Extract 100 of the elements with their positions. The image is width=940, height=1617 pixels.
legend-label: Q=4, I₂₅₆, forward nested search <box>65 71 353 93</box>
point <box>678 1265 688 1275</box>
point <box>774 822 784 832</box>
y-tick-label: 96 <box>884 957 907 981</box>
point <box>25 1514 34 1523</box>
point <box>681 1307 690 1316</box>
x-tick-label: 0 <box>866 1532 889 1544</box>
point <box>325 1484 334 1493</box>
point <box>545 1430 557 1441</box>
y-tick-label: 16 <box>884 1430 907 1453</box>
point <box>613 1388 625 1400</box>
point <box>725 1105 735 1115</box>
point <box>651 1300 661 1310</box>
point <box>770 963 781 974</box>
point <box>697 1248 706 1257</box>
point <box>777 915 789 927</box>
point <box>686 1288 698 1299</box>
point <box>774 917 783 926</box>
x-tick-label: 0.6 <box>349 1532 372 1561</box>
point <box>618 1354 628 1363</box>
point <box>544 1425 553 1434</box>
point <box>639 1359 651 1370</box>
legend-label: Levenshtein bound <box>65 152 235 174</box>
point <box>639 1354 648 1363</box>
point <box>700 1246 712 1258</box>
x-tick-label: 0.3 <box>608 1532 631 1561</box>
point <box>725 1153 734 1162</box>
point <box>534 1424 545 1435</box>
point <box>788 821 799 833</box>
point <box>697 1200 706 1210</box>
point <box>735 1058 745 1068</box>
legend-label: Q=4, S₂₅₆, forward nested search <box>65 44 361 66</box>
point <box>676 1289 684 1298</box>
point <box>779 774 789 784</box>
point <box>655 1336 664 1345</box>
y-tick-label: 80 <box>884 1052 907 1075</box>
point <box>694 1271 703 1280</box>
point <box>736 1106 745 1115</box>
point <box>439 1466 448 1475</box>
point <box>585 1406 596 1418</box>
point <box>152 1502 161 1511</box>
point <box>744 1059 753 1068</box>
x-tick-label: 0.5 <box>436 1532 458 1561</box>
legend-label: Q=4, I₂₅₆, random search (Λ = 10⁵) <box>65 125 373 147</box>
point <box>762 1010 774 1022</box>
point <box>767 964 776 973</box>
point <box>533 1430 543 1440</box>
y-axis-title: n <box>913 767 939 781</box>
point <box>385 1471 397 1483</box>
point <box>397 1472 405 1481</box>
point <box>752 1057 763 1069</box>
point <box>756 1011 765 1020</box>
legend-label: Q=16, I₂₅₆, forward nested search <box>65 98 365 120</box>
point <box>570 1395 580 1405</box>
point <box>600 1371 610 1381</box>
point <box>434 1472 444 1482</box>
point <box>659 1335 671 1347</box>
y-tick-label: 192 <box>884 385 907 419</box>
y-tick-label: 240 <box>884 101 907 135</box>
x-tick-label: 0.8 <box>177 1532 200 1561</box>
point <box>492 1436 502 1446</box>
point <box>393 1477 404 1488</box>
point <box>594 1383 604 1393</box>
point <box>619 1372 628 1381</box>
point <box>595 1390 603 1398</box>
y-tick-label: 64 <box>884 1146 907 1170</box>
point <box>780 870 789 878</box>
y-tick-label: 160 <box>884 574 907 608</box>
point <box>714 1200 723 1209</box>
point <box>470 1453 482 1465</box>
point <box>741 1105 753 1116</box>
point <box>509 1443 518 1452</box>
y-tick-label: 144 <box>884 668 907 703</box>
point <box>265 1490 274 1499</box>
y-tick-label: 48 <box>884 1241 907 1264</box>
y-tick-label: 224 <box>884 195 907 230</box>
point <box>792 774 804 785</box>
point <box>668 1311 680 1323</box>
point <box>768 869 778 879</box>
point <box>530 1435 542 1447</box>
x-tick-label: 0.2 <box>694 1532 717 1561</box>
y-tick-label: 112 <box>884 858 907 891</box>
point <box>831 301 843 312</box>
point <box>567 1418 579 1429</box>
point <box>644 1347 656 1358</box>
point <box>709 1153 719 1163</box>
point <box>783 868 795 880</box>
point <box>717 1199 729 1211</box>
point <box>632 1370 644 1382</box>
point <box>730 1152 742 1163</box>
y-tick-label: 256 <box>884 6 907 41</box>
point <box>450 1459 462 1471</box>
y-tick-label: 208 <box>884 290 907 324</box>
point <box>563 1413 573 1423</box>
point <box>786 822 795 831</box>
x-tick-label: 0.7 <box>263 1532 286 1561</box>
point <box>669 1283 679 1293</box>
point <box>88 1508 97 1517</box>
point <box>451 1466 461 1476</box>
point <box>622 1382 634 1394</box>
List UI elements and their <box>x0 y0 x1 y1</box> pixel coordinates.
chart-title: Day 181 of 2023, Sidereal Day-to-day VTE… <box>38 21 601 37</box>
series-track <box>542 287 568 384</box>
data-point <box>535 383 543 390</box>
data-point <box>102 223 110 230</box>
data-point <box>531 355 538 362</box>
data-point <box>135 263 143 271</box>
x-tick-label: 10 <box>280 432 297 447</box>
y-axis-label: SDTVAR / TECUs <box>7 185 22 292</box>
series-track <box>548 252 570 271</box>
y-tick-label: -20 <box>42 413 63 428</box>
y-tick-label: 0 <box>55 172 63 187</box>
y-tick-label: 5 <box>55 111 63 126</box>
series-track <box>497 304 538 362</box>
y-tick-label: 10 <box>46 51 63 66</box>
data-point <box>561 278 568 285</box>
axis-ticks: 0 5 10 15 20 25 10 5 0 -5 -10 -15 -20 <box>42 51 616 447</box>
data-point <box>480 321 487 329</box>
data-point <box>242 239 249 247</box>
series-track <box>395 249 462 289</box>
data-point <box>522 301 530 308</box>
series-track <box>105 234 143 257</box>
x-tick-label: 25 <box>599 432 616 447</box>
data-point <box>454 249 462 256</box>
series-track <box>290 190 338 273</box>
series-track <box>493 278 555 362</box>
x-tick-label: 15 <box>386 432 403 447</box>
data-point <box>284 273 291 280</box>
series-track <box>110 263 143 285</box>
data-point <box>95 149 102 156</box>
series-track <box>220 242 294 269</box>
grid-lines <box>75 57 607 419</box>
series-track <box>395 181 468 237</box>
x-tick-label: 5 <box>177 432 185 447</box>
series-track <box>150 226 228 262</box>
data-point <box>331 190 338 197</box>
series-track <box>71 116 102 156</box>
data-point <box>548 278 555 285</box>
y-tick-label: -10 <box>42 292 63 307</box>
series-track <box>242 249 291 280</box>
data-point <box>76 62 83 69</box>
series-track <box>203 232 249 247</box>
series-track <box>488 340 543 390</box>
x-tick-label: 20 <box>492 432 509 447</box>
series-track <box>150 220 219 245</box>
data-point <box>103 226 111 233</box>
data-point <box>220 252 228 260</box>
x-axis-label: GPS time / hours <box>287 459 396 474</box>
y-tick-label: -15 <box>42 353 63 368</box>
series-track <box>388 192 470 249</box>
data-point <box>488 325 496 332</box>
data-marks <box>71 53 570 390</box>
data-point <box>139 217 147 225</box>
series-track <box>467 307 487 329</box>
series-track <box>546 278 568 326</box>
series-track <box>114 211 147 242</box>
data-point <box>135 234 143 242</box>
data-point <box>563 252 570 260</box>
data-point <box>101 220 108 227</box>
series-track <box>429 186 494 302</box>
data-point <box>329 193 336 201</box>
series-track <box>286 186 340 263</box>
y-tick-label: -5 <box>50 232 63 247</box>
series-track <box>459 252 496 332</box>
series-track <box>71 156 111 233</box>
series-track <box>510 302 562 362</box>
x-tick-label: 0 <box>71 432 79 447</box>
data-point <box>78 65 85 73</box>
*-*-*
- **The problem**:
Copy all of the material above word for word, leaving nothing out and changing nothing.

- **Answer to the problem**:
Extract 100 of the elements with their positions. The image is width=940, height=1617 pixels.
legend-label: Q=4, I₂₅₆, forward nested search <box>65 71 353 93</box>
point <box>678 1265 688 1275</box>
point <box>774 822 784 832</box>
y-tick-label: 96 <box>884 957 907 981</box>
point <box>25 1514 34 1523</box>
point <box>681 1307 690 1316</box>
x-tick-label: 0 <box>866 1532 889 1544</box>
point <box>325 1484 334 1493</box>
point <box>545 1430 557 1441</box>
y-tick-label: 16 <box>884 1430 907 1453</box>
point <box>613 1388 625 1400</box>
point <box>725 1105 735 1115</box>
point <box>651 1300 661 1310</box>
point <box>770 963 781 974</box>
point <box>697 1248 706 1257</box>
point <box>777 915 789 927</box>
point <box>686 1288 698 1299</box>
point <box>774 917 783 926</box>
x-tick-label: 0.6 <box>349 1532 372 1561</box>
point <box>618 1354 628 1363</box>
point <box>544 1425 553 1434</box>
point <box>639 1359 651 1370</box>
legend-label: Levenshtein bound <box>65 152 235 174</box>
point <box>639 1354 648 1363</box>
point <box>700 1246 712 1258</box>
x-tick-label: 0.3 <box>608 1532 631 1561</box>
point <box>725 1153 734 1162</box>
point <box>534 1424 545 1435</box>
point <box>788 821 799 833</box>
point <box>697 1200 706 1210</box>
point <box>735 1058 745 1068</box>
legend-label: Q=4, S₂₅₆, forward nested search <box>65 44 361 66</box>
point <box>676 1289 684 1298</box>
point <box>779 774 789 784</box>
point <box>655 1336 664 1345</box>
y-tick-label: 80 <box>884 1052 907 1075</box>
point <box>694 1271 703 1280</box>
point <box>736 1106 745 1115</box>
point <box>439 1466 448 1475</box>
point <box>585 1406 596 1418</box>
point <box>152 1502 161 1511</box>
point <box>744 1059 753 1068</box>
x-tick-label: 0.5 <box>436 1532 458 1561</box>
legend-label: Q=4, I₂₅₆, random search (Λ = 10⁵) <box>65 125 373 147</box>
point <box>762 1010 774 1022</box>
point <box>767 964 776 973</box>
point <box>533 1430 543 1440</box>
y-axis-title: n <box>913 767 939 781</box>
point <box>385 1471 397 1483</box>
point <box>397 1472 405 1481</box>
point <box>752 1057 763 1069</box>
point <box>756 1011 765 1020</box>
legend-label: Q=16, I₂₅₆, forward nested search <box>65 98 365 120</box>
point <box>570 1395 580 1405</box>
point <box>600 1371 610 1381</box>
point <box>434 1472 444 1482</box>
point <box>659 1335 671 1347</box>
y-tick-label: 192 <box>884 385 907 419</box>
y-tick-label: 240 <box>884 101 907 135</box>
x-tick-label: 0.8 <box>177 1532 200 1561</box>
point <box>492 1436 502 1446</box>
point <box>393 1477 404 1488</box>
point <box>594 1383 604 1393</box>
point <box>619 1372 628 1381</box>
point <box>595 1390 603 1398</box>
y-tick-label: 64 <box>884 1146 907 1170</box>
point <box>780 870 789 878</box>
y-tick-label: 160 <box>884 574 907 608</box>
point <box>714 1200 723 1209</box>
point <box>470 1453 482 1465</box>
point <box>741 1105 753 1116</box>
point <box>509 1443 518 1452</box>
y-tick-label: 144 <box>884 668 907 703</box>
point <box>265 1490 274 1499</box>
y-tick-label: 48 <box>884 1241 907 1264</box>
y-tick-label: 224 <box>884 195 907 230</box>
point <box>792 774 804 785</box>
point <box>668 1311 680 1323</box>
point <box>768 869 778 879</box>
point <box>530 1435 542 1447</box>
x-tick-label: 0.2 <box>694 1532 717 1561</box>
y-tick-label: 112 <box>884 858 907 891</box>
point <box>831 301 843 312</box>
point <box>567 1418 579 1429</box>
point <box>644 1347 656 1358</box>
point <box>709 1153 719 1163</box>
point <box>783 868 795 880</box>
point <box>717 1199 729 1211</box>
point <box>632 1370 644 1382</box>
point <box>730 1152 742 1163</box>
y-tick-label: 256 <box>884 6 907 41</box>
point <box>450 1459 462 1471</box>
y-tick-label: 208 <box>884 290 907 324</box>
point <box>563 1413 573 1423</box>
point <box>786 822 795 831</box>
x-tick-label: 0.7 <box>263 1532 286 1561</box>
point <box>669 1283 679 1293</box>
point <box>88 1508 97 1517</box>
point <box>451 1466 461 1476</box>
point <box>622 1382 634 1394</box>
List UI elements and their <box>x0 y0 x1 y1</box> pixel coordinates.
chart-title: Day 181 of 2023, Sidereal Day-to-day VTE… <box>38 21 601 37</box>
series-track <box>542 287 568 384</box>
data-point <box>535 383 543 390</box>
data-point <box>102 223 110 230</box>
data-point <box>531 355 538 362</box>
data-point <box>135 263 143 271</box>
x-tick-label: 10 <box>280 432 297 447</box>
y-axis-label: SDTVAR / TECUs <box>7 185 22 292</box>
series-track <box>548 252 570 271</box>
y-tick-label: -20 <box>42 413 63 428</box>
y-tick-label: 0 <box>55 172 63 187</box>
y-tick-label: 5 <box>55 111 63 126</box>
series-track <box>497 304 538 362</box>
y-tick-label: 10 <box>46 51 63 66</box>
data-point <box>561 278 568 285</box>
axis-ticks: 0 5 10 15 20 25 10 5 0 -5 -10 -15 -20 <box>42 51 616 447</box>
data-point <box>480 321 487 329</box>
data-point <box>242 239 249 247</box>
series-track <box>395 249 462 289</box>
data-point <box>522 301 530 308</box>
series-track <box>105 234 143 257</box>
x-tick-label: 25 <box>599 432 616 447</box>
data-point <box>454 249 462 256</box>
series-track <box>290 190 338 273</box>
series-track <box>493 278 555 362</box>
x-tick-label: 15 <box>386 432 403 447</box>
data-point <box>284 273 291 280</box>
series-track <box>110 263 143 285</box>
data-point <box>95 149 102 156</box>
series-track <box>220 242 294 269</box>
grid-lines <box>75 57 607 419</box>
series-track <box>395 181 468 237</box>
x-tick-label: 5 <box>177 432 185 447</box>
series-track <box>150 226 228 262</box>
data-point <box>331 190 338 197</box>
series-track <box>71 116 102 156</box>
data-point <box>548 278 555 285</box>
y-tick-label: -10 <box>42 292 63 307</box>
series-track <box>242 249 291 280</box>
data-point <box>76 62 83 69</box>
series-track <box>203 232 249 247</box>
series-track <box>488 340 543 390</box>
x-tick-label: 20 <box>492 432 509 447</box>
series-track <box>150 220 219 245</box>
data-point <box>103 226 111 233</box>
data-point <box>220 252 228 260</box>
x-axis-label: GPS time / hours <box>287 459 396 474</box>
y-tick-label: -15 <box>42 353 63 368</box>
series-track <box>388 192 470 249</box>
data-point <box>488 325 496 332</box>
data-marks <box>71 53 570 390</box>
data-point <box>139 217 147 225</box>
series-track <box>467 307 487 329</box>
series-track <box>546 278 568 326</box>
series-track <box>114 211 147 242</box>
data-point <box>135 234 143 242</box>
data-point <box>563 252 570 260</box>
data-point <box>101 220 108 227</box>
series-track <box>429 186 494 302</box>
data-point <box>329 193 336 201</box>
series-track <box>286 186 340 263</box>
y-tick-label: -5 <box>50 232 63 247</box>
series-track <box>459 252 496 332</box>
series-track <box>71 156 111 233</box>
series-track <box>510 302 562 362</box>
x-tick-label: 0 <box>71 432 79 447</box>
data-point <box>78 65 85 73</box>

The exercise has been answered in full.